- Exercise brief
Retype the records that come next, word for word.

- Supplied material

----------------------------------------

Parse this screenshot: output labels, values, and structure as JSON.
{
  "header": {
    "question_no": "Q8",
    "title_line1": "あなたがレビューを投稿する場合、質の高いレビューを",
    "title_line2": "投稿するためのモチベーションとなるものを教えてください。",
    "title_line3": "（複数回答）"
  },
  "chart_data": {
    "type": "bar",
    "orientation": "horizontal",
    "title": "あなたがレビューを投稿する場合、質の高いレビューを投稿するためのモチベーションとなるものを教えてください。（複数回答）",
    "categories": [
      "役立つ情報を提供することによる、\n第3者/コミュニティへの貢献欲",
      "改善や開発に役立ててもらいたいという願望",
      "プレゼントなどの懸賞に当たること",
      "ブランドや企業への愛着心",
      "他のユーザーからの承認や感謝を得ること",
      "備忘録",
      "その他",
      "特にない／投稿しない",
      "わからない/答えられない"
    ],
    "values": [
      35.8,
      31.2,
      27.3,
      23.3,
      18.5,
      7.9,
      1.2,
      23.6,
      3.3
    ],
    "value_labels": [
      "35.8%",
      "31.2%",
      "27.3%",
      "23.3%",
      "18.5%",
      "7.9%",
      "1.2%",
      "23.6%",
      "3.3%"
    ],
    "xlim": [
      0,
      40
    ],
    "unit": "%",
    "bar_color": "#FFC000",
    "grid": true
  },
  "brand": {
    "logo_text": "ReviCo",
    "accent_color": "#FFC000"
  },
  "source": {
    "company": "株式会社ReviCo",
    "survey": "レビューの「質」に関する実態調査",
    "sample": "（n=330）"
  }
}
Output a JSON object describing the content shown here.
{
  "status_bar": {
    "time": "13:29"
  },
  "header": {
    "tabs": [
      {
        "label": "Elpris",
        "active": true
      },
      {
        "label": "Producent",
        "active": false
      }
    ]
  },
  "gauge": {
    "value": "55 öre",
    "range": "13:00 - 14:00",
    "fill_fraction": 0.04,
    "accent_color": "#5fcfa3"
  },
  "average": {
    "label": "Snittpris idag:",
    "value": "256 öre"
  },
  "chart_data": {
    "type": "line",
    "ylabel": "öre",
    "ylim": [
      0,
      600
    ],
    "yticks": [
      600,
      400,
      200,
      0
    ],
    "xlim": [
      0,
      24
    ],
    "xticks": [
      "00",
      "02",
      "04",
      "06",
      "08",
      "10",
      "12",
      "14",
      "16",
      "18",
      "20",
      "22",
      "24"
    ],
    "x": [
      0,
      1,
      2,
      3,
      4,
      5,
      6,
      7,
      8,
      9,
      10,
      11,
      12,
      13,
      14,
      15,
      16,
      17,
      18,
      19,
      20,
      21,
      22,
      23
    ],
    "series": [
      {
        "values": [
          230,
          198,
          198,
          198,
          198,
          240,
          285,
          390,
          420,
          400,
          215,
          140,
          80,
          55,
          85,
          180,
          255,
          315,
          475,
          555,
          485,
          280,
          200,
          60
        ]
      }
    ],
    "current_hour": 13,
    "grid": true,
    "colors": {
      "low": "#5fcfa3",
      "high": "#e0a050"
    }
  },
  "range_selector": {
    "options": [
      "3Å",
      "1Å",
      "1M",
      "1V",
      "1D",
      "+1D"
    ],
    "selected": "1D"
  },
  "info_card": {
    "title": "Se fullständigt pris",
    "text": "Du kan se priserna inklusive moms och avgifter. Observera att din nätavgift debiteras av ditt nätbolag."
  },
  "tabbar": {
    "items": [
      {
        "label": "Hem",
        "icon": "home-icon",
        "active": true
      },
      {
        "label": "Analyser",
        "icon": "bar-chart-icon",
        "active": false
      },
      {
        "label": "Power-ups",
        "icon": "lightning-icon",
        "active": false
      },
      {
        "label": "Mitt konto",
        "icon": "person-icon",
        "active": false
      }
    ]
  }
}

----------------------------------------

- Exercise solution
Parse this screenshot: output labels, values, and structure as JSON.
{
  "header": {
    "question_no": "Q8",
    "title_line1": "あなたがレビューを投稿する場合、質の高いレビューを",
    "title_line2": "投稿するためのモチベーションとなるものを教えてください。",
    "title_line3": "（複数回答）"
  },
  "chart_data": {
    "type": "bar",
    "orientation": "horizontal",
    "title": "あなたがレビューを投稿する場合、質の高いレビューを投稿するためのモチベーションとなるものを教えてください。（複数回答）",
    "categories": [
      "役立つ情報を提供することによる、\n第3者/コミュニティへの貢献欲",
      "改善や開発に役立ててもらいたいという願望",
      "プレゼントなどの懸賞に当たること",
      "ブランドや企業への愛着心",
      "他のユーザーからの承認や感謝を得ること",
      "備忘録",
      "その他",
      "特にない／投稿しない",
      "わからない/答えられない"
    ],
    "values": [
      35.8,
      31.2,
      27.3,
      23.3,
      18.5,
      7.9,
      1.2,
      23.6,
      3.3
    ],
    "value_labels": [
      "35.8%",
      "31.2%",
      "27.3%",
      "23.3%",
      "18.5%",
      "7.9%",
      "1.2%",
      "23.6%",
      "3.3%"
    ],
    "xlim": [
      0,
      40
    ],
    "unit": "%",
    "bar_color": "#FFC000",
    "grid": true
  },
  "brand": {
    "logo_text": "ReviCo",
    "accent_color": "#FFC000"
  },
  "source": {
    "company": "株式会社ReviCo",
    "survey": "レビューの「質」に関する実態調査",
    "sample": "（n=330）"
  }
}
Output a JSON object describing the content shown here.
{
  "status_bar": {
    "time": "13:29"
  },
  "header": {
    "tabs": [
      {
        "label": "Elpris",
        "active": true
      },
      {
        "label": "Producent",
        "active": false
      }
    ]
  },
  "gauge": {
    "value": "55 öre",
    "range": "13:00 - 14:00",
    "fill_fraction": 0.04,
    "accent_color": "#5fcfa3"
  },
  "average": {
    "label": "Snittpris idag:",
    "value": "256 öre"
  },
  "chart_data": {
    "type": "line",
    "ylabel": "öre",
    "ylim": [
      0,
      600
    ],
    "yticks": [
      600,
      400,
      200,
      0
    ],
    "xlim": [
      0,
      24
    ],
    "xticks": [
      "00",
      "02",
      "04",
      "06",
      "08",
      "10",
      "12",
      "14",
      "16",
      "18",
      "20",
      "22",
      "24"
    ],
    "x": [
      0,
      1,
      2,
      3,
      4,
      5,
      6,
      7,
      8,
      9,
      10,
      11,
      12,
      13,
      14,
      15,
      16,
      17,
      18,
      19,
      20,
      21,
      22,
      23
    ],
    "series": [
      {
        "values": [
          230,
          198,
          198,
          198,
          198,
          240,
          285,
          390,
          420,
          400,
          215,
          140,
          80,
          55,
          85,
          180,
          255,
          315,
          475,
          555,
          485,
          280,
          200,
          60
        ]
      }
    ],
    "current_hour": 13,
    "grid": true,
    "colors": {
      "low": "#5fcfa3",
      "high": "#e0a050"
    }
  },
  "range_selector": {
    "options": [
      "3Å",
      "1Å",
      "1M",
      "1V",
      "1D",
      "+1D"
    ],
    "selected": "1D"
  },
  "info_card": {
    "title": "Se fullständigt pris",
    "text": "Du kan se priserna inklusive moms och avgifter. Observera att din nätavgift debiteras av ditt nätbolag."
  },
  "tabbar": {
    "items": [
      {
        "label": "Hem",
        "icon": "home-icon",
        "active": true
      },
      {
        "label": "Analyser",
        "icon": "bar-chart-icon",
        "active": false
      },
      {
        "label": "Power-ups",
        "icon": "lightning-icon",
        "active": false
      },
      {
        "label": "Mitt konto",
        "icon": "person-icon",
        "active": false
      }
    ]
  }
}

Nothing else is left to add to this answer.